*Dataset rows*

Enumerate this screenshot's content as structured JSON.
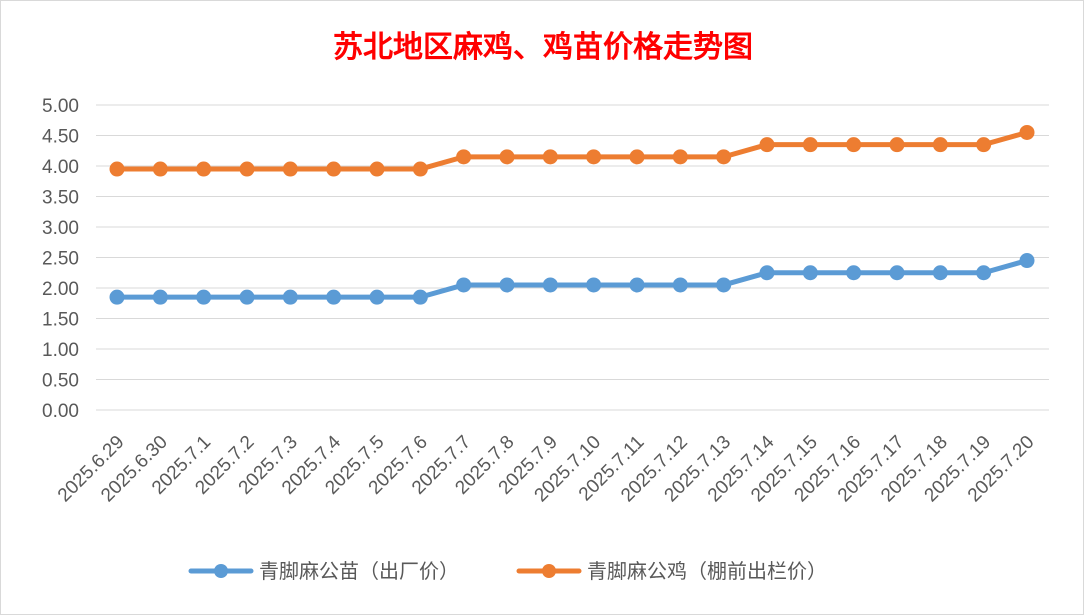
{
  "chart_data": {
    "type": "line",
    "title": "苏北地区麻鸡、鸡苗价格走势图",
    "title_color": "#ff0000",
    "categories": [
      "2025.6.29",
      "2025.6.30",
      "2025.7.1",
      "2025.7.2",
      "2025.7.3",
      "2025.7.4",
      "2025.7.5",
      "2025.7.6",
      "2025.7.7",
      "2025.7.8",
      "2025.7.9",
      "2025.7.10",
      "2025.7.11",
      "2025.7.12",
      "2025.7.13",
      "2025.7.14",
      "2025.7.15",
      "2025.7.16",
      "2025.7.17",
      "2025.7.18",
      "2025.7.19",
      "2025.7.20"
    ],
    "ylim": [
      0,
      5
    ],
    "ytick_labels": [
      "0.00",
      "0.50",
      "1.00",
      "1.50",
      "2.00",
      "2.50",
      "3.00",
      "3.50",
      "4.00",
      "4.50",
      "5.00"
    ],
    "grid": true,
    "legend_position": "bottom",
    "series": [
      {
        "name": "青脚麻公苗（出厂价）",
        "color": "#5b9bd5",
        "values": [
          1.85,
          1.85,
          1.85,
          1.85,
          1.85,
          1.85,
          1.85,
          1.85,
          2.05,
          2.05,
          2.05,
          2.05,
          2.05,
          2.05,
          2.05,
          2.25,
          2.25,
          2.25,
          2.25,
          2.25,
          2.25,
          2.45
        ]
      },
      {
        "name": "青脚麻公鸡（棚前出栏价）",
        "color": "#ed7d31",
        "values": [
          3.95,
          3.95,
          3.95,
          3.95,
          3.95,
          3.95,
          3.95,
          3.95,
          4.15,
          4.15,
          4.15,
          4.15,
          4.15,
          4.15,
          4.15,
          4.35,
          4.35,
          4.35,
          4.35,
          4.35,
          4.35,
          4.55
        ]
      }
    ]
  }
}
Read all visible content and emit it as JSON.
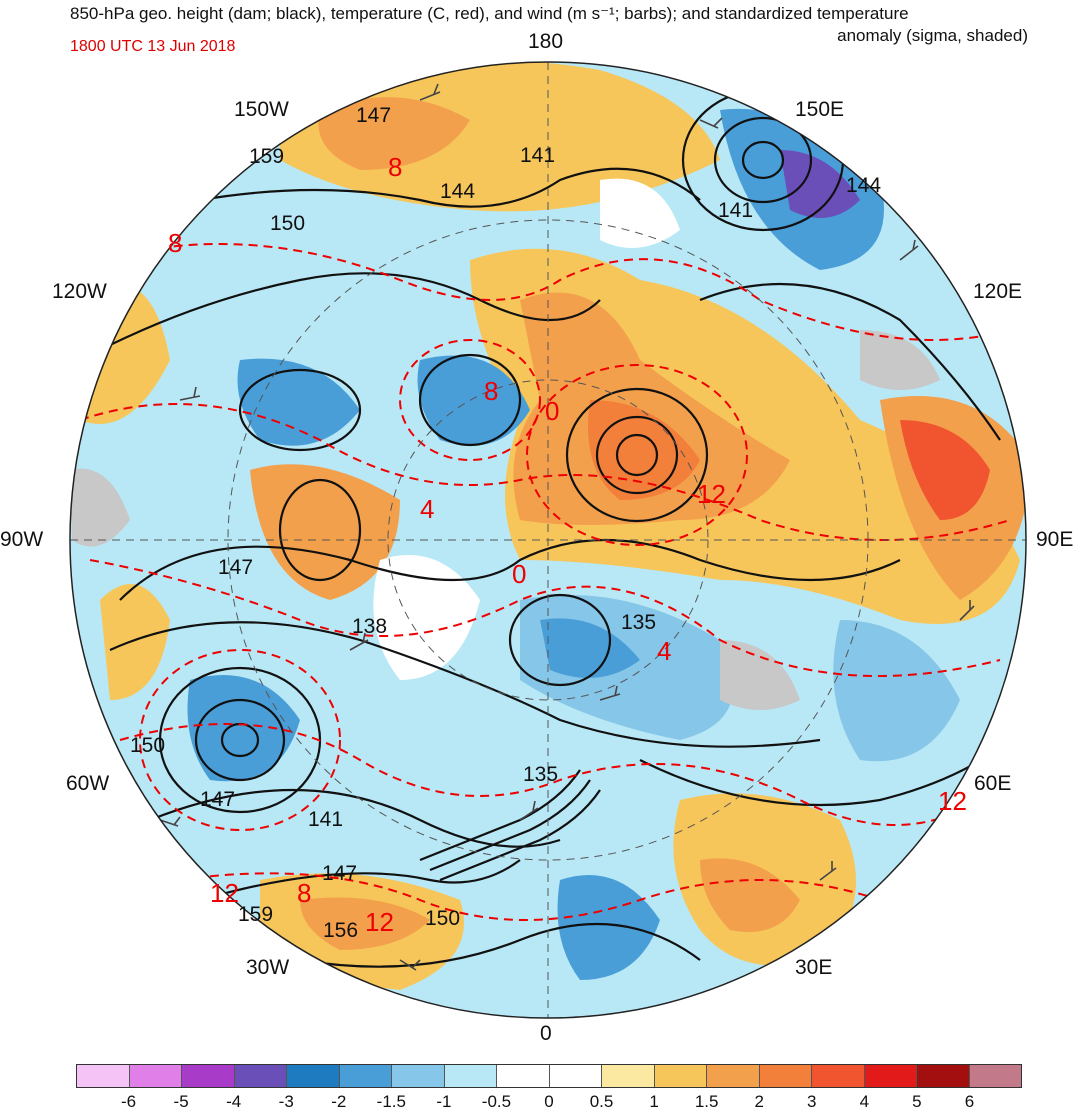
{
  "title": {
    "line1": "850-hPa geo. height (dam; black), temperature (C, red), and wind (m s⁻¹; barbs); and standardized temperature",
    "line2": "anomaly (sigma, shaded)",
    "valid_time": "1800 UTC 13 Jun 2018"
  },
  "map": {
    "projection": "north-polar-stereographic",
    "longitude_labels": {
      "lon_180": "180",
      "lon_150e": "150E",
      "lon_120e": "120E",
      "lon_90e": "90E",
      "lon_60e": "60E",
      "lon_30e": "30E",
      "lon_0": "0",
      "lon_30w": "30W",
      "lon_60w": "60W",
      "lon_90w": "90W",
      "lon_120w": "120W",
      "lon_150w": "150W"
    },
    "height_contour_labels": [
      "147",
      "159",
      "150",
      "141",
      "144",
      "141",
      "144",
      "147",
      "138",
      "135",
      "150",
      "147",
      "141",
      "147",
      "159",
      "156",
      "150",
      "135"
    ],
    "temperature_contour_labels": [
      "8",
      "8",
      "8",
      "0",
      "12",
      "4",
      "0",
      "4",
      "12",
      "8",
      "12",
      "12"
    ],
    "colors": {
      "height_contour": "#111111",
      "temperature_contour": "#ee0000",
      "wind_barb": "#444444",
      "land_neutral": "#c8c8c8"
    }
  },
  "colorbar": {
    "labels": [
      "-6",
      "-5",
      "-4",
      "-3",
      "-2",
      "-1.5",
      "-1",
      "-0.5",
      "0",
      "0.5",
      "1",
      "1.5",
      "2",
      "3",
      "4",
      "5",
      "6"
    ],
    "colors": [
      "#f5c3f5",
      "#e07fe8",
      "#a83cc8",
      "#6a4fb8",
      "#1f7bc0",
      "#4a9ed8",
      "#86c6e8",
      "#b8e8f6",
      "#ffffff",
      "#ffffff",
      "#fbe9a2",
      "#f6c65a",
      "#f3a04c",
      "#f27f3a",
      "#f0552f",
      "#e31a1a",
      "#a30e0e",
      "#c27a8a"
    ]
  }
}
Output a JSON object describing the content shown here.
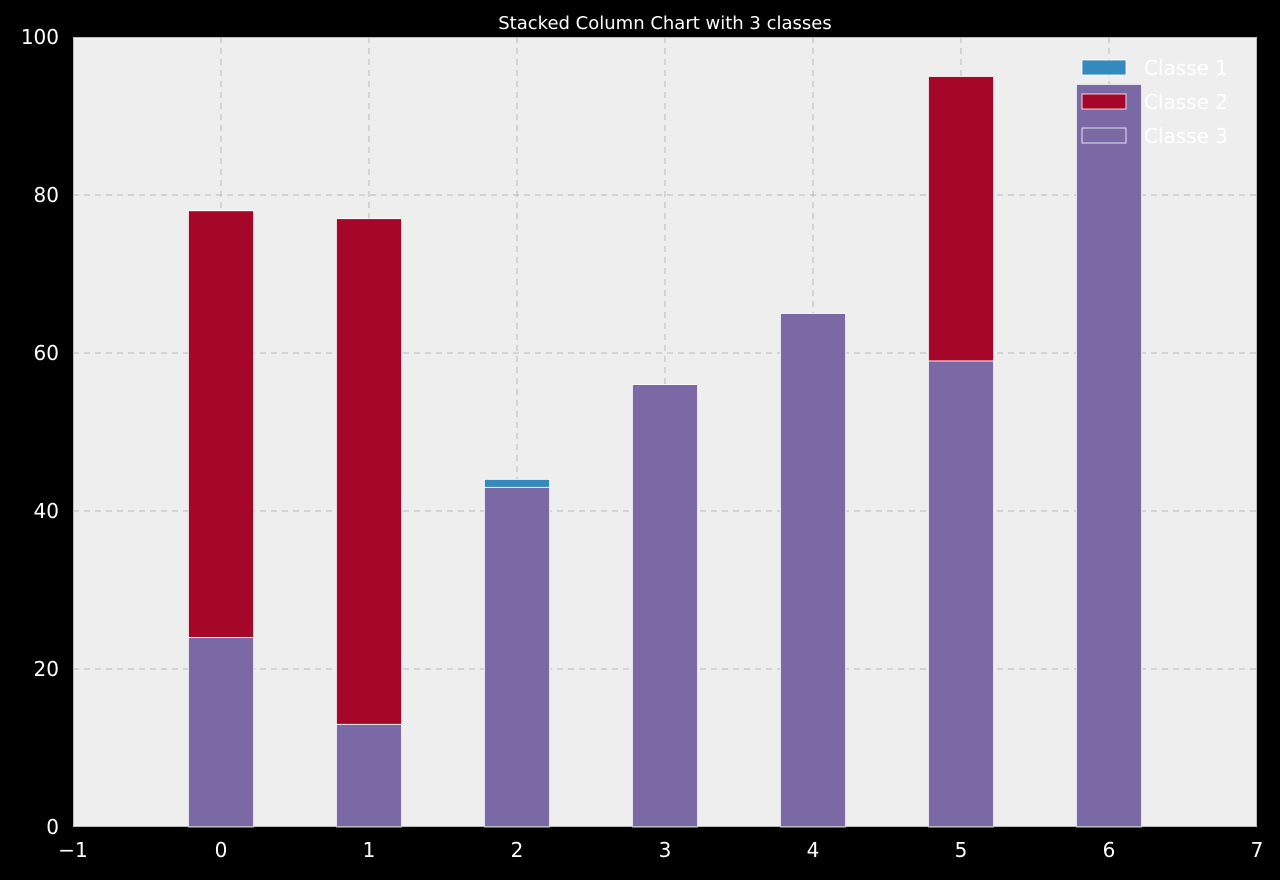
{
  "chart_data": {
    "type": "bar",
    "stacked": true,
    "title": "Stacked Column Chart with 3 classes",
    "xlabel": "",
    "ylabel": "",
    "x": [
      0,
      1,
      2,
      3,
      4,
      5,
      6
    ],
    "xlim": [
      -1,
      7
    ],
    "ylim": [
      0,
      100
    ],
    "x_ticks": [
      "−1",
      "0",
      "1",
      "2",
      "3",
      "4",
      "5",
      "6",
      "7"
    ],
    "y_ticks": [
      "0",
      "20",
      "40",
      "60",
      "80",
      "100"
    ],
    "grid": true,
    "legend_position": "top-right",
    "series": [
      {
        "name": "Classe 3",
        "color": "#7b69a6",
        "values": [
          24,
          13,
          43,
          56,
          65,
          59,
          94
        ]
      },
      {
        "name": "Classe 2",
        "color": "#a60628",
        "values": [
          54,
          64,
          0,
          0,
          0,
          36,
          0
        ]
      },
      {
        "name": "Classe 1",
        "color": "#348abd",
        "values": [
          0,
          0,
          1,
          0,
          0,
          0,
          0
        ]
      }
    ],
    "legend_order": [
      "Classe 1",
      "Classe 2",
      "Classe 3"
    ],
    "colors": {
      "figure_bg": "#000000",
      "plot_bg": "#eeeeee",
      "text": "#ffffff"
    }
  }
}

*Work required*
Look through the entries above and report each line where the string "name" occurs.

*Output for this task*
        "name": "青脚麻公苗（出厂价）",
        "name": "青脚麻公鸡（棚前出栏价）",
        "name": "Classe 3",
        "name": "Classe 2",
        "name": "Classe 1",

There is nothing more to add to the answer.